● PROBLEM TO WORK ON
Reproduce the passage of the healthcare ethics text starting at "Low standards lead" and ending at "the most egregious.".

● GIVEN PASSAGE
As a healthcare ethics motivational speaker, ethics consultant and book author, in my more than 25-years in the field, I have learned a number of truths. While I could never publish my research using “real names,” I will share as an ethics consultant that in most every case of poor healthcare ethics, the perpetrator (sounds harsh, doesn’t it?) is completely aware that they have been unethical. It took them a while to admit to poor healthcare ethics, but they ultimately confessed.
Healthcare Ethics: Drilling Down to the Truth
Without mentioning names or locations, I will offer several examples of what unethical healthcare ethics behavior looks like:
- The primary care physician who ordered unnecessary genetic testing, knowing full-well it was not covered by insurance plan.
- During the worst of COVID-19, an R.N. who did not believe in vaccinations filling out fake vaccination cards for patients (at $500 per record).
- A dentist who groped patients after they were “put under” for dental surgery.
- A compounding pharmacy that did a thriving business honoring forged prescriptions for opioids and then dispensing same for exorbitant amounts of money.
- An elder care facility knowingly employing care providers who were abusers and, in addition, creating unhealthy environments such as faulty HVAC systems and substandard foods.
While healthcare ethics should be based on the age-old statement of “at least do no harm,” in each of the cases I present above (and they are actual), harm was intentionally done. Sometimes the harm was financial, sometimes the harm was abuse – and a huge breach of trust, and sometimes the harm intentionally led to injury or death.
In each case, the healthcare provider was, at first, adamant that they committed no damage or that “everyone does it,” or that they were unaware they had committed a crime. Indeed, they always managed to find lawyers or public defenders to agree with them.
However, as a healthcare ethics motivational speaker, healthcare ethics consultant and book author, I carefully followed each case. Ultimately, there was an admission of guilt or in the least, the payment of massive fines and/or a loss of licensure.
For the most part, what follows the bluff and bluster, is truth. Throwing oneself on the mercy of the courts or Medicare or families or all three.
What happened to healthcare ethics?
What has happened to healthcare ethics in our society? Why is drilling down to the ethical truth so difficult? If I view the five examples from above, there are patterns that are common to all frauds. For example, a lack of oversite. What could be more obvious an example than a sexually abusive dentist who anesthetizes an unaccompanied patient or a healthcare provider in a nursing home who strikes an elderly patient in dementia?
The matter of need is also obvious. The need for money by prescribing unnecessary tests (often with kickbacks) or the need for power.
Then there is rationalization. The rationalization perhaps that “I don’t believe in vaccinations and therefore they don’t work,” or, “Even though you tell me the prescriptions are clearly forgeries, there was no way for me to know at the time, so I never checked.”
In other words, once we get past the medical terminology, HIPAA laws and erudition of the defending arguments, poor healthcare ethics essentially is no different than a dishonest mechanic, a crooked accountant or an abusive baseball coach.
Low standards lead to poor healthcare ethics outcomes
Ethical training and its reinforcement, in healthcare has somehow been obfuscated by professional smokescreens – and it has often been happening out in the open in favor of expediency.
As a healthcare ethics keynote speaker and healthcare ethics consultant, I am unimpressed by any profession that proclaims its practitioners are too busy, too well-trained or “too professional” to submit to ethical training. It is precisely within those ranks that unethical behavior is the most egregious.
It is time for healthcare to take a close look at its own house and to consider that unethical behavior has been doing great harm.

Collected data
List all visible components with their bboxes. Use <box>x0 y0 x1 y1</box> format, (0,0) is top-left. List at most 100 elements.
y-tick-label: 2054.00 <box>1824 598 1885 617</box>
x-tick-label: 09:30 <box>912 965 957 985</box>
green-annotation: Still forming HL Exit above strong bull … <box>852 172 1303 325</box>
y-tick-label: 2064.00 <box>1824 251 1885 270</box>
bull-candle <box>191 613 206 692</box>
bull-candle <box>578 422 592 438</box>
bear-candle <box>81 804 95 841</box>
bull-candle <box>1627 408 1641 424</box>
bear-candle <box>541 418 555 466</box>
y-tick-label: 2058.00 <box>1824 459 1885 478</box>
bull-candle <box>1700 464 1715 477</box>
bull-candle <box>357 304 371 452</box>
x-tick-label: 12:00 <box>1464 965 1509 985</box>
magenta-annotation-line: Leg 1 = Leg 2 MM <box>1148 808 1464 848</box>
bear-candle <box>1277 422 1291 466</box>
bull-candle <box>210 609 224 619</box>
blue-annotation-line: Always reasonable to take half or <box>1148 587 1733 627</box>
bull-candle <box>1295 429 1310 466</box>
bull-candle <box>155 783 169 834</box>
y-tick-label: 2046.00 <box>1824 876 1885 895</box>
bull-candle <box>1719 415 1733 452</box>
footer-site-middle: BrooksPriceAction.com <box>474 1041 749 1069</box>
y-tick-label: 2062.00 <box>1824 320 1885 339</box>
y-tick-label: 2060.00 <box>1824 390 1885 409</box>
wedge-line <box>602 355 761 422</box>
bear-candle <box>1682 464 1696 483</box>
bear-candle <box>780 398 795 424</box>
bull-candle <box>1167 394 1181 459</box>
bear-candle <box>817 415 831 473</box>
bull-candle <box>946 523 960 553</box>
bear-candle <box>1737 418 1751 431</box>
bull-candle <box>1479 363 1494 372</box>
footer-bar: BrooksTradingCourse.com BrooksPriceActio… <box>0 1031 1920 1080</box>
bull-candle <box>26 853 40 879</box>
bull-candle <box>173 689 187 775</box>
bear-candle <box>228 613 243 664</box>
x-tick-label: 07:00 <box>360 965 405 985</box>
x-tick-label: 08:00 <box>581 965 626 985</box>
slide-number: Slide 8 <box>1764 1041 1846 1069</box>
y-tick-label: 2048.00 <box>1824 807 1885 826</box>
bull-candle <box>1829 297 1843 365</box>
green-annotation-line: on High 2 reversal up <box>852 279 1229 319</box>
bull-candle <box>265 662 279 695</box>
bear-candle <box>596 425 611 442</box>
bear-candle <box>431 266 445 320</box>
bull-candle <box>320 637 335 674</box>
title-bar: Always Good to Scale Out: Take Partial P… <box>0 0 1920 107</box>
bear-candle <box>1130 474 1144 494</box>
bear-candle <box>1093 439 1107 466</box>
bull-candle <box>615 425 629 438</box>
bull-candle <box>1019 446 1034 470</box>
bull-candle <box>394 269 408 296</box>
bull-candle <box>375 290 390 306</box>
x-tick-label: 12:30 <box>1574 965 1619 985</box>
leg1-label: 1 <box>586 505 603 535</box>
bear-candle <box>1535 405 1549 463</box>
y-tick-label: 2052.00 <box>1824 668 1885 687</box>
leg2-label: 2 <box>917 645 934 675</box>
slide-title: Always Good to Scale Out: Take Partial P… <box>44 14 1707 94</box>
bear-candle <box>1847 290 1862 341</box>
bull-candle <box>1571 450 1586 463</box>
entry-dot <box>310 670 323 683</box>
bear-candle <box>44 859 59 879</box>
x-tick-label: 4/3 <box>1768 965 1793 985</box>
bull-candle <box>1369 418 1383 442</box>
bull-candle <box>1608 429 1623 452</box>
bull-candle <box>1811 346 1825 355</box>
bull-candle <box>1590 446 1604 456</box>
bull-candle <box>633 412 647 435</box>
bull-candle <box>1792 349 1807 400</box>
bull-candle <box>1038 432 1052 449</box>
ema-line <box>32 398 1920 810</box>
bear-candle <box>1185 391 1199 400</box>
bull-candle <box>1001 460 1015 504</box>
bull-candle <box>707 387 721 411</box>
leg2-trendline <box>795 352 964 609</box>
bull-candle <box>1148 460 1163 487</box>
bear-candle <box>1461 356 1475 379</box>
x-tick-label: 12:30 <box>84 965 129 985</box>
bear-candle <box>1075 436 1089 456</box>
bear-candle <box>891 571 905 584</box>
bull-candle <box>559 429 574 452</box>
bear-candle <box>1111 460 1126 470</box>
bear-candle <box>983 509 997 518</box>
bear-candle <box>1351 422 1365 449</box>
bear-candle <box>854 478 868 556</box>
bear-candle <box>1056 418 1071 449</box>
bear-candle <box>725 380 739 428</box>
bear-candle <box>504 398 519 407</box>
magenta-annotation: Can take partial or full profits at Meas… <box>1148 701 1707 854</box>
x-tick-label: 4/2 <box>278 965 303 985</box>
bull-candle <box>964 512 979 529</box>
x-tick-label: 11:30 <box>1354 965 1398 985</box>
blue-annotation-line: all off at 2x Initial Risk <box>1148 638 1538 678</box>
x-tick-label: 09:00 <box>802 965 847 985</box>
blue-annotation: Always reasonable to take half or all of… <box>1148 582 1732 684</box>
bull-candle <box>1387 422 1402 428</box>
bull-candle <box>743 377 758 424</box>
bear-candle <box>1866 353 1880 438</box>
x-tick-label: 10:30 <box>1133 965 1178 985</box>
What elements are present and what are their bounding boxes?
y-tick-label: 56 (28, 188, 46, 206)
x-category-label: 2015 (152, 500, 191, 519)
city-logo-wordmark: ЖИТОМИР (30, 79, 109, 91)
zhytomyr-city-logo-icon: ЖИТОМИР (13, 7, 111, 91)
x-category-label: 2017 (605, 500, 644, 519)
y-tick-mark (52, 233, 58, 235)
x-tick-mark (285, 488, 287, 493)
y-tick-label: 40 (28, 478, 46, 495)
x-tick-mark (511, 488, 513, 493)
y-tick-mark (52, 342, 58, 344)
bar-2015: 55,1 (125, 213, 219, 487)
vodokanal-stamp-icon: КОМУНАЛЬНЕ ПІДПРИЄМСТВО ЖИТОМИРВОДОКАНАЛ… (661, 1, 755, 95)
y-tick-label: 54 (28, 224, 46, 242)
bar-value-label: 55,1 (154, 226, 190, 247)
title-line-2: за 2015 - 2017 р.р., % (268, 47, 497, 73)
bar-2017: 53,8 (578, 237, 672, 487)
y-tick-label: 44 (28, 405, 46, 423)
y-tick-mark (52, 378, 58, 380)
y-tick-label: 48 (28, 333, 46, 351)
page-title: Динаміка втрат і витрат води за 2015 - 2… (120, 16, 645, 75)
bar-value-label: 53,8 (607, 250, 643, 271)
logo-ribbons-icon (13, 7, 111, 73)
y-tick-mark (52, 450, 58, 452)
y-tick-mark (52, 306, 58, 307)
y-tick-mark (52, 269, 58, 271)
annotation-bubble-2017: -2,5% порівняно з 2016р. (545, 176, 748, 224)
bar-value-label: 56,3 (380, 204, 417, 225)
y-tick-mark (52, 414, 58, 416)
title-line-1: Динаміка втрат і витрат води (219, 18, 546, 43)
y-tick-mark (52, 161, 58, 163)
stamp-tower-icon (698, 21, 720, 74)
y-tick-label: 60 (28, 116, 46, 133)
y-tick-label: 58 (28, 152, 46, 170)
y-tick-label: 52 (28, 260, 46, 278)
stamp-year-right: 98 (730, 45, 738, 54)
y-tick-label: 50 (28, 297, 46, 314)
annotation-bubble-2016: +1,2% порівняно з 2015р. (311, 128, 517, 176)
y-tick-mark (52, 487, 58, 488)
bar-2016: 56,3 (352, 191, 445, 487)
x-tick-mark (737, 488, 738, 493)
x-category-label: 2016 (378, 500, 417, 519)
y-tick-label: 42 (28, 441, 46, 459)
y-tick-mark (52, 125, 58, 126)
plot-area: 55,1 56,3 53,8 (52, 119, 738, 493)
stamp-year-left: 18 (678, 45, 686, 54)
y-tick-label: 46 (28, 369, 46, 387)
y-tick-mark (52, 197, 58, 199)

● SOLUTION FOR THIS EXERCISE
Low standards lead to poor healthcare ethics outcomes
Ethical training and its reinforcement, in healthcare has somehow been obfuscated by professional smokescreens – and it has often been happening out in the open in favor of expediency.
As a healthcare ethics keynote speaker and healthcare ethics consultant, I am unimpressed by any profession that proclaims its practitioners are too busy, too well-trained or “too professional” to submit to ethical training. It is precisely within those ranks that unethical behavior is the most egregious.